■ Your instructions: List every line in the data below that contains the string "cell", and copy each of those lines in full. The match is case-sensitive.

Data entries:
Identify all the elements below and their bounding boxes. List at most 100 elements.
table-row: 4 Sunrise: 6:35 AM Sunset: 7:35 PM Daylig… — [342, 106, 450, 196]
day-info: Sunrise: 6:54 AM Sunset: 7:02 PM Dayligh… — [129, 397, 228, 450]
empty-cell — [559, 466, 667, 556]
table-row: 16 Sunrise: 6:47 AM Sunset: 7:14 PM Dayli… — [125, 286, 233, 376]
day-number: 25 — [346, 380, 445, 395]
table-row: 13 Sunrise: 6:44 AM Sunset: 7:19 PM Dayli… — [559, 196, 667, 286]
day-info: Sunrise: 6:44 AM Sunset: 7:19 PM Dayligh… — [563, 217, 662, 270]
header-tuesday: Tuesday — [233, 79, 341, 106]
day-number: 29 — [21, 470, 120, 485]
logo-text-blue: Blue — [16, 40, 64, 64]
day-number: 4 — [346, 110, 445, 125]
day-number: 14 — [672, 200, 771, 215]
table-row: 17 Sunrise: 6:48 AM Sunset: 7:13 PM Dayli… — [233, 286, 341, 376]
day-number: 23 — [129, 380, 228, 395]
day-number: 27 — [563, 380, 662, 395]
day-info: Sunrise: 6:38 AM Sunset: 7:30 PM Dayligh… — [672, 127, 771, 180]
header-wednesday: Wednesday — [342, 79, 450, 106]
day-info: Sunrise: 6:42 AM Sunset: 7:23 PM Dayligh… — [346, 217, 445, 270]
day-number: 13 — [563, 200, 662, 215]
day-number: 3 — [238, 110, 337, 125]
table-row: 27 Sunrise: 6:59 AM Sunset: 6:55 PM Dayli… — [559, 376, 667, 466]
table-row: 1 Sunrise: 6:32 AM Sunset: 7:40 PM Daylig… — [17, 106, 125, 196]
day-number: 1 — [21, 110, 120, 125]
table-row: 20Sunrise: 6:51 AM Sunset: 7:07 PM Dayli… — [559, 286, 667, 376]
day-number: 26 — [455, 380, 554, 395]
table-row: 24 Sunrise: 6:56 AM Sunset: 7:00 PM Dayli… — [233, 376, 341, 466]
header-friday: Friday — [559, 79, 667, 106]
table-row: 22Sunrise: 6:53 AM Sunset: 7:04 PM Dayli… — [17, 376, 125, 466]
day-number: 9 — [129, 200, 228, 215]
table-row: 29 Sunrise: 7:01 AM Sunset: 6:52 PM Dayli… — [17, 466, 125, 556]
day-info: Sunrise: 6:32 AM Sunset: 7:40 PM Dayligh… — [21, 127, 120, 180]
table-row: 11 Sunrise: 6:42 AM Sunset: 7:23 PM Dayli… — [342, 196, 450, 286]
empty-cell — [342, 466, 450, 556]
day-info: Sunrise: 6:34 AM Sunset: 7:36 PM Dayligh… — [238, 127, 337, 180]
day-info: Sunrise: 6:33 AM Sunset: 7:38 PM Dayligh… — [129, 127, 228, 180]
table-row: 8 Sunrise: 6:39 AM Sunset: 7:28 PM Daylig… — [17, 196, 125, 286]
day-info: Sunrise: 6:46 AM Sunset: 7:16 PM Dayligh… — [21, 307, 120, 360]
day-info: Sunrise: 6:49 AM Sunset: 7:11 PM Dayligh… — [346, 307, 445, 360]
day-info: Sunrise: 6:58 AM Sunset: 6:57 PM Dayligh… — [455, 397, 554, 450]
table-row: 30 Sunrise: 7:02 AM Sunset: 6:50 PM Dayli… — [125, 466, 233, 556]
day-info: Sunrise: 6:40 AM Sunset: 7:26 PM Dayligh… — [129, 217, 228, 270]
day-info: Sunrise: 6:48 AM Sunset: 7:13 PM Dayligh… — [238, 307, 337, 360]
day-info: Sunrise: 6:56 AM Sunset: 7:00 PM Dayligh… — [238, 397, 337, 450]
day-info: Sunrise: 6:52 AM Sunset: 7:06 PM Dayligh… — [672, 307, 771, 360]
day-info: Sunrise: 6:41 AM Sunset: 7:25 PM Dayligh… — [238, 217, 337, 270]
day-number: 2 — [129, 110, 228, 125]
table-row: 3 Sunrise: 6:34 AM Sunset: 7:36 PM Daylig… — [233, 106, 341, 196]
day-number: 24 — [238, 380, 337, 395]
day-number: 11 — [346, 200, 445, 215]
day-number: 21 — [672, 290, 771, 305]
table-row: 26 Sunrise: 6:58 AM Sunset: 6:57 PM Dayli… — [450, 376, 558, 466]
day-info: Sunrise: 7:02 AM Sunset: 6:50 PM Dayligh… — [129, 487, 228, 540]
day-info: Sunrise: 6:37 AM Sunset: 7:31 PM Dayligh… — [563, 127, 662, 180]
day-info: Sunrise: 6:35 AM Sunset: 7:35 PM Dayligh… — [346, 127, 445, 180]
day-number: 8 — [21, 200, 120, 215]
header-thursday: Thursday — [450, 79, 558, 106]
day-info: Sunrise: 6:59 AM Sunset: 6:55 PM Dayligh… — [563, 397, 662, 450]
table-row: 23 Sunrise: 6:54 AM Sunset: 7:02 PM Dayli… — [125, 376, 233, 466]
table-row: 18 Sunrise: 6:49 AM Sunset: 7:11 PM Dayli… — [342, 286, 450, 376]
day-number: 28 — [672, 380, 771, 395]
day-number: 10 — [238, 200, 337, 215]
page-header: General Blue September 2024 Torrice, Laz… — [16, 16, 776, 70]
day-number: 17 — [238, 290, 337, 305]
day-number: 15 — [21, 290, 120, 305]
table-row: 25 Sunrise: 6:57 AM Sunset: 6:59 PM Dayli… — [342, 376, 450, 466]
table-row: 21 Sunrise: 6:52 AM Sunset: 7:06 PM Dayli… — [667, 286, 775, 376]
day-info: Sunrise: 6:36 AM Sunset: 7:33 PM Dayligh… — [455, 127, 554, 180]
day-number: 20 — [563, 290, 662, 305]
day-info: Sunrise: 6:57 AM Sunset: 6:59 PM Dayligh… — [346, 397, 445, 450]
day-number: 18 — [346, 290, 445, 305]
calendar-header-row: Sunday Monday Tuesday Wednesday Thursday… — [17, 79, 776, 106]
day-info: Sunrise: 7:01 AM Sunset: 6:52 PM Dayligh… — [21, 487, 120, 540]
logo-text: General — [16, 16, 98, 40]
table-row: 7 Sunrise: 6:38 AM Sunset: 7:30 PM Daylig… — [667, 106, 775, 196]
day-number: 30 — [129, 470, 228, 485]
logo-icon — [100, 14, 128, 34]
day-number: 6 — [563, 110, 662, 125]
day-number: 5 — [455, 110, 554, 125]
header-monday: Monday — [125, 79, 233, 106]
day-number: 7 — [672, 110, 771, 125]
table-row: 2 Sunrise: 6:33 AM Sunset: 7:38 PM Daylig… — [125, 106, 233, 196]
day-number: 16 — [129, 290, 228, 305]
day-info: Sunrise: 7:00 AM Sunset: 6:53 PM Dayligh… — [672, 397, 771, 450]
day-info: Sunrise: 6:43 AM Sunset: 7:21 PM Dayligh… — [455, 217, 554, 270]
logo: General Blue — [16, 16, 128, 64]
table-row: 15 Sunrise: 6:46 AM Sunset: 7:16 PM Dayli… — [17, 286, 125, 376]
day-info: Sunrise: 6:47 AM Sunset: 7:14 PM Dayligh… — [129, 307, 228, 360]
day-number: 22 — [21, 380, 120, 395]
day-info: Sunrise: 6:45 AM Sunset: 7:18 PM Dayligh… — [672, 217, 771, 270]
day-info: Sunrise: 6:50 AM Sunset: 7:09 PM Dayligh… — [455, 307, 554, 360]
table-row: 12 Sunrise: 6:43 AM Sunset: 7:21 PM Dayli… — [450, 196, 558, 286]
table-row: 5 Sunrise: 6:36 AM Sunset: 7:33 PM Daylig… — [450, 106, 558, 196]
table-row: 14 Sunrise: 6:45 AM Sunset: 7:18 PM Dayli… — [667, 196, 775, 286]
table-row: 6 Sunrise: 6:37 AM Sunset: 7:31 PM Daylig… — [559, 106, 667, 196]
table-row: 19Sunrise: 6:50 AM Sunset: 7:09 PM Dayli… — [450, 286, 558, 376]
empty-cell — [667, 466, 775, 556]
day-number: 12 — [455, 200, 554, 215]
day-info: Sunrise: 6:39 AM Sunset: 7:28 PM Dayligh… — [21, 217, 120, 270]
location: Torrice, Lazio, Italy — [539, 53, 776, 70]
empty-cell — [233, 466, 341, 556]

■ Response:
empty-cell — [559, 466, 667, 556]
empty-cell — [342, 466, 450, 556]
empty-cell — [667, 466, 775, 556]
empty-cell — [233, 466, 341, 556]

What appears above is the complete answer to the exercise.